What you are asked to do:
Return the whole listing, line for line, without the pictures in it.

Chart and figure data:

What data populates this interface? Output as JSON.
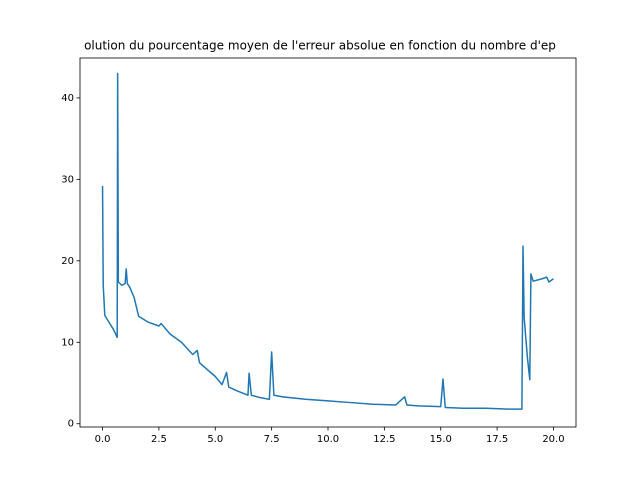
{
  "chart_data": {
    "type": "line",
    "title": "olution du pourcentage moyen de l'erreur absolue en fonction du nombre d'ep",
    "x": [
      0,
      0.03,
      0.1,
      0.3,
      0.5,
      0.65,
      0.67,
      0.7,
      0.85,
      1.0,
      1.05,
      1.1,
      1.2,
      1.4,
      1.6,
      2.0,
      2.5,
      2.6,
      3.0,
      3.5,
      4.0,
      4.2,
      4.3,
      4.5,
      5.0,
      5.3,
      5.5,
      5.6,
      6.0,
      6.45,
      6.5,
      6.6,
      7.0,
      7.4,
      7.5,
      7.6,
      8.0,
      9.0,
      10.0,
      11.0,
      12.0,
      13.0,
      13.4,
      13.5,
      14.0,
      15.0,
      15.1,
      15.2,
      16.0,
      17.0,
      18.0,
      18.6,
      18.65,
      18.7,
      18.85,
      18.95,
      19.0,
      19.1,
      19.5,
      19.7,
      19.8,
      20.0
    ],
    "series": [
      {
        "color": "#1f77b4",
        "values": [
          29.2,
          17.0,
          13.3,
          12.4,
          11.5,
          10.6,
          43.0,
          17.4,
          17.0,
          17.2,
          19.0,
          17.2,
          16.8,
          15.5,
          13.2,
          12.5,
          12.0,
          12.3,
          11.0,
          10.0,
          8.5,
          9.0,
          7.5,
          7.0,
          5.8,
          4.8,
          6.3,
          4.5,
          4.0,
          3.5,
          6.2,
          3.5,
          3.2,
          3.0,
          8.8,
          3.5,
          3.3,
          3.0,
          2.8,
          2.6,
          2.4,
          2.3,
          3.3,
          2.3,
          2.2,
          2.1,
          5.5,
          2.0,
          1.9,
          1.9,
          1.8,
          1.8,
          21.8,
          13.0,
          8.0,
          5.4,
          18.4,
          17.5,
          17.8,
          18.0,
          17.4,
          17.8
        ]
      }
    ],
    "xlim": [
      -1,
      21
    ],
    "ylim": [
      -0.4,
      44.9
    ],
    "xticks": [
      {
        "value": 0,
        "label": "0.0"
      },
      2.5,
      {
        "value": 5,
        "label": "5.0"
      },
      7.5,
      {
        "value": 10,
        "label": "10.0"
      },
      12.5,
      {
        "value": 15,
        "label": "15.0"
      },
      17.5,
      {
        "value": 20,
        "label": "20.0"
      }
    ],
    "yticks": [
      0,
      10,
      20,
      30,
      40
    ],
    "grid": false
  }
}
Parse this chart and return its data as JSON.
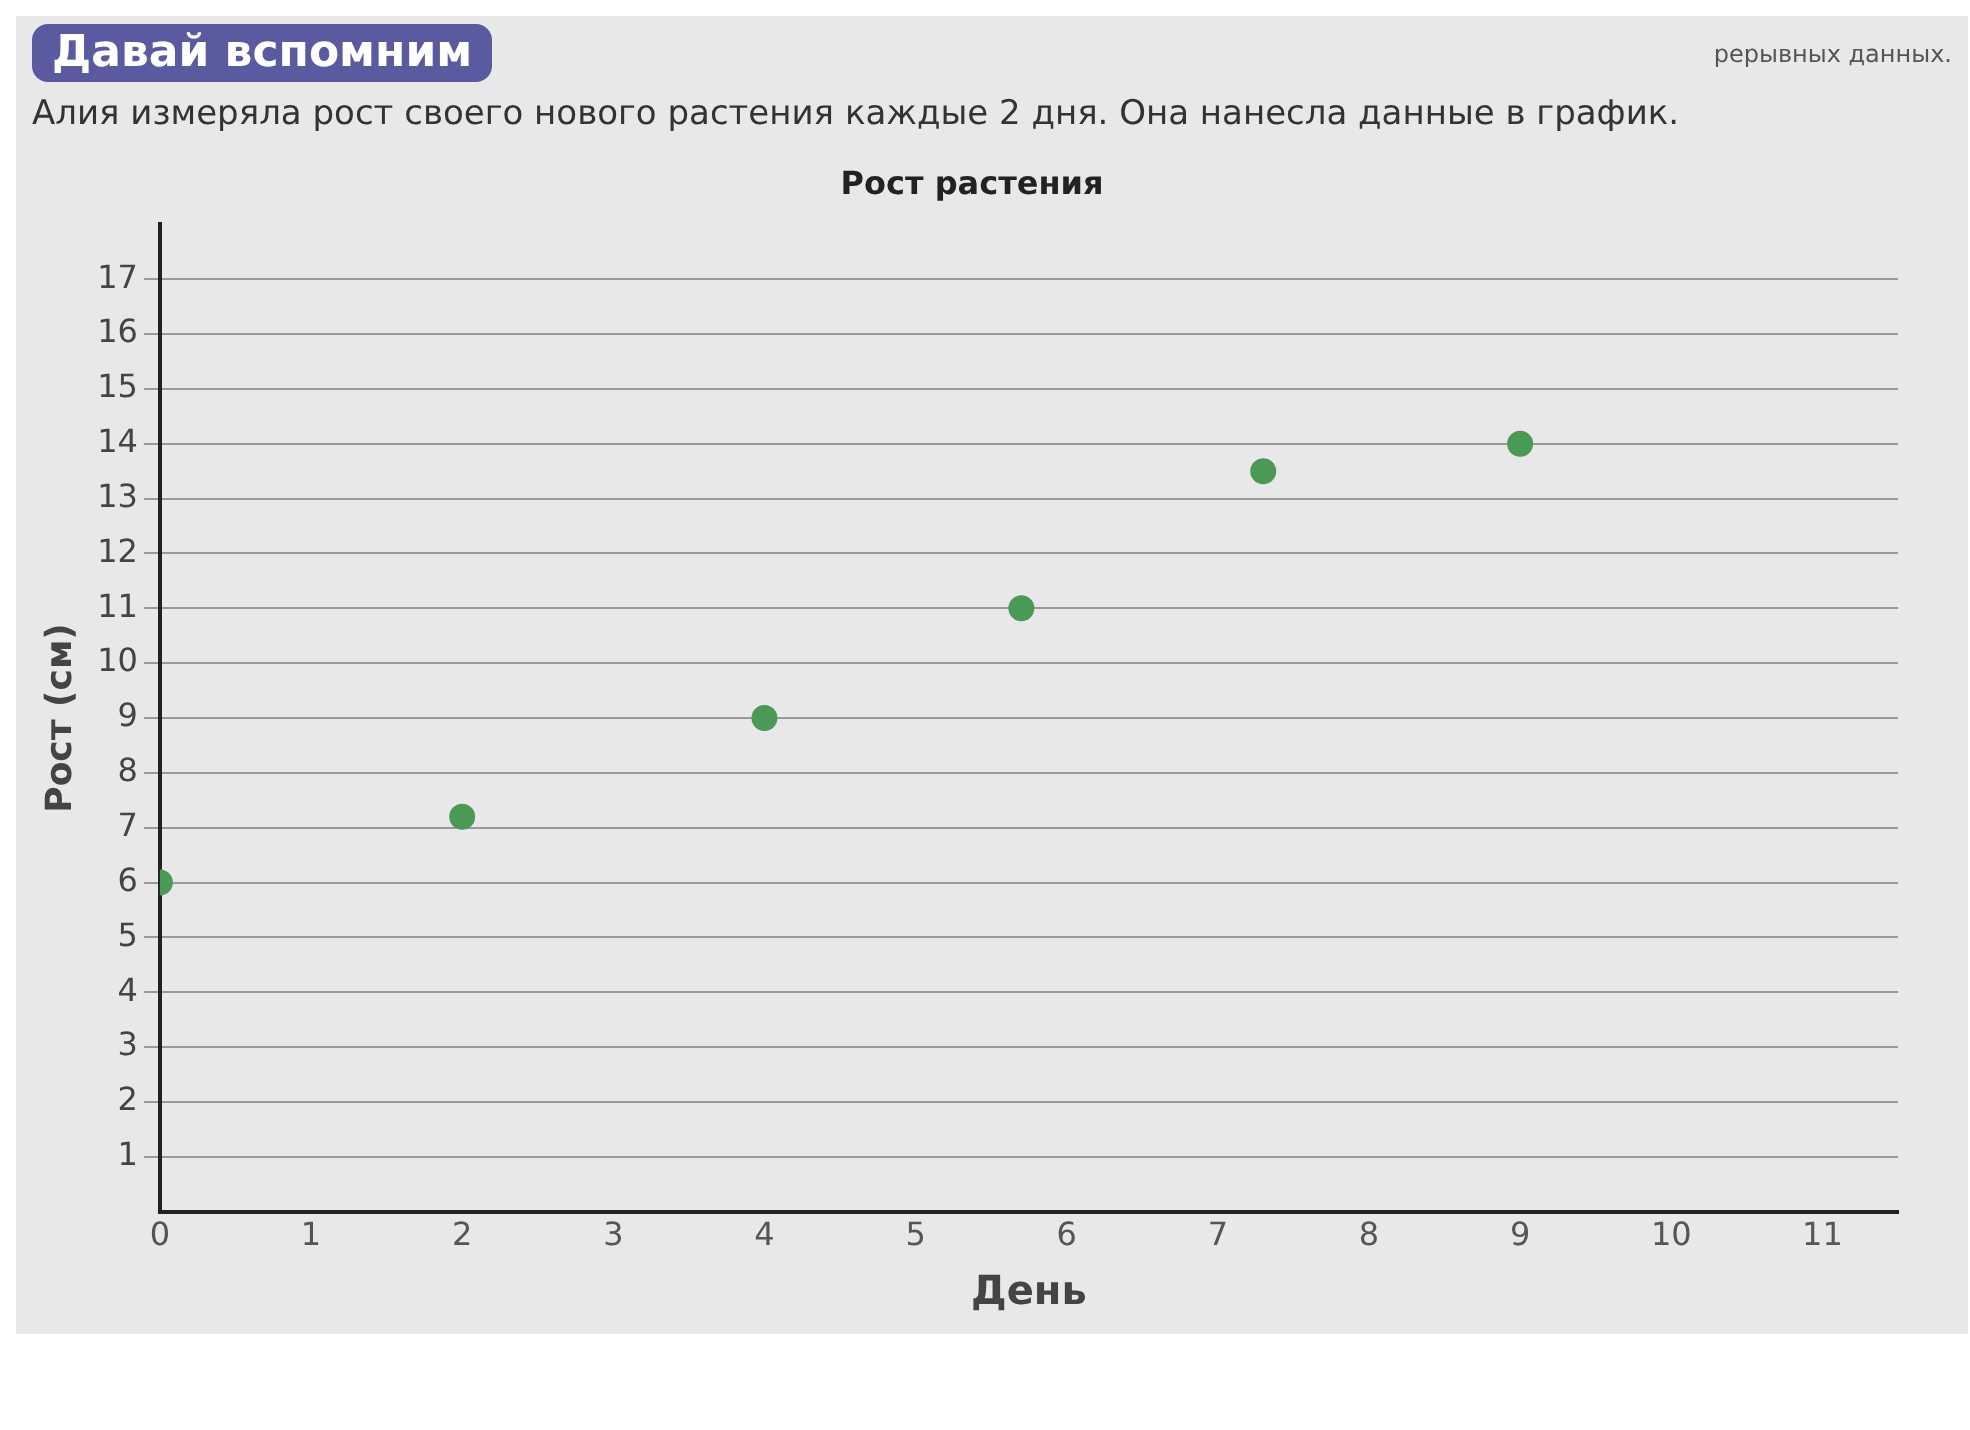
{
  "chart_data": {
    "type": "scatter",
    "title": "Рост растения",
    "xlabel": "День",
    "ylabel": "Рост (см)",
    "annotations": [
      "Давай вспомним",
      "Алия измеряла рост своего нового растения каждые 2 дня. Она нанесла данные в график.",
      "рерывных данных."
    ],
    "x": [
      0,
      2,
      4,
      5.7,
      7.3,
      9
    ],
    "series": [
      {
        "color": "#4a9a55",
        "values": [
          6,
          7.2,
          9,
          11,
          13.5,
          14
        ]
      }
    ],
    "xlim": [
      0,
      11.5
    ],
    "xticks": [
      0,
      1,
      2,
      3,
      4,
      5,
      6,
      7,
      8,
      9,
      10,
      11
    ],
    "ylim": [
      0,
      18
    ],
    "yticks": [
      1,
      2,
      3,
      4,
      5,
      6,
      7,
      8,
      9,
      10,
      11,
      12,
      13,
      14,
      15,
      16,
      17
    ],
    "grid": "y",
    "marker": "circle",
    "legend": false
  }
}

Output below:
What data populates this interface? Output as JSON.
{
  "chart_data": {
    "type": "line",
    "title": "olution du pourcentage moyen de l'erreur absolue en fonction du nombre d'ep",
    "x": [
      0,
      0.03,
      0.1,
      0.3,
      0.5,
      0.65,
      0.67,
      0.7,
      0.85,
      1.0,
      1.05,
      1.1,
      1.2,
      1.4,
      1.6,
      2.0,
      2.5,
      2.6,
      3.0,
      3.5,
      4.0,
      4.2,
      4.3,
      4.5,
      5.0,
      5.3,
      5.5,
      5.6,
      6.0,
      6.45,
      6.5,
      6.6,
      7.0,
      7.4,
      7.5,
      7.6,
      8.0,
      9.0,
      10.0,
      11.0,
      12.0,
      13.0,
      13.4,
      13.5,
      14.0,
      15.0,
      15.1,
      15.2,
      16.0,
      17.0,
      18.0,
      18.6,
      18.65,
      18.7,
      18.85,
      18.95,
      19.0,
      19.1,
      19.5,
      19.7,
      19.8,
      20.0
    ],
    "series": [
      {
        "color": "#1f77b4",
        "values": [
          29.2,
          17.0,
          13.3,
          12.4,
          11.5,
          10.6,
          43.0,
          17.4,
          17.0,
          17.2,
          19.0,
          17.2,
          16.8,
          15.5,
          13.2,
          12.5,
          12.0,
          12.3,
          11.0,
          10.0,
          8.5,
          9.0,
          7.5,
          7.0,
          5.8,
          4.8,
          6.3,
          4.5,
          4.0,
          3.5,
          6.2,
          3.5,
          3.2,
          3.0,
          8.8,
          3.5,
          3.3,
          3.0,
          2.8,
          2.6,
          2.4,
          2.3,
          3.3,
          2.3,
          2.2,
          2.1,
          5.5,
          2.0,
          1.9,
          1.9,
          1.8,
          1.8,
          21.8,
          13.0,
          8.0,
          5.4,
          18.4,
          17.5,
          17.8,
          18.0,
          17.4,
          17.8
        ]
      }
    ],
    "xlim": [
      -1,
      21
    ],
    "ylim": [
      -0.4,
      44.9
    ],
    "xticks": [
      {
        "value": 0,
        "label": "0.0"
      },
      2.5,
      {
        "value": 5,
        "label": "5.0"
      },
      7.5,
      {
        "value": 10,
        "label": "10.0"
      },
      12.5,
      {
        "value": 15,
        "label": "15.0"
      },
      17.5,
      {
        "value": 20,
        "label": "20.0"
      }
    ],
    "yticks": [
      0,
      10,
      20,
      30,
      40
    ],
    "grid": false
  }
}
Parse this chart and return its data as JSON.
{
  "chart_data": {
    "type": "scatter",
    "title": "Рост растения",
    "xlabel": "День",
    "ylabel": "Рост (см)",
    "annotations": [
      "Давай вспомним",
      "Алия измеряла рост своего нового растения каждые 2 дня. Она нанесла данные в график.",
      "рерывных данных."
    ],
    "x": [
      0,
      2,
      4,
      5.7,
      7.3,
      9
    ],
    "series": [
      {
        "color": "#4a9a55",
        "values": [
          6,
          7.2,
          9,
          11,
          13.5,
          14
        ]
      }
    ],
    "xlim": [
      0,
      11.5
    ],
    "xticks": [
      0,
      1,
      2,
      3,
      4,
      5,
      6,
      7,
      8,
      9,
      10,
      11
    ],
    "ylim": [
      0,
      18
    ],
    "yticks": [
      1,
      2,
      3,
      4,
      5,
      6,
      7,
      8,
      9,
      10,
      11,
      12,
      13,
      14,
      15,
      16,
      17
    ],
    "grid": "y",
    "marker": "circle",
    "legend": false
  }
}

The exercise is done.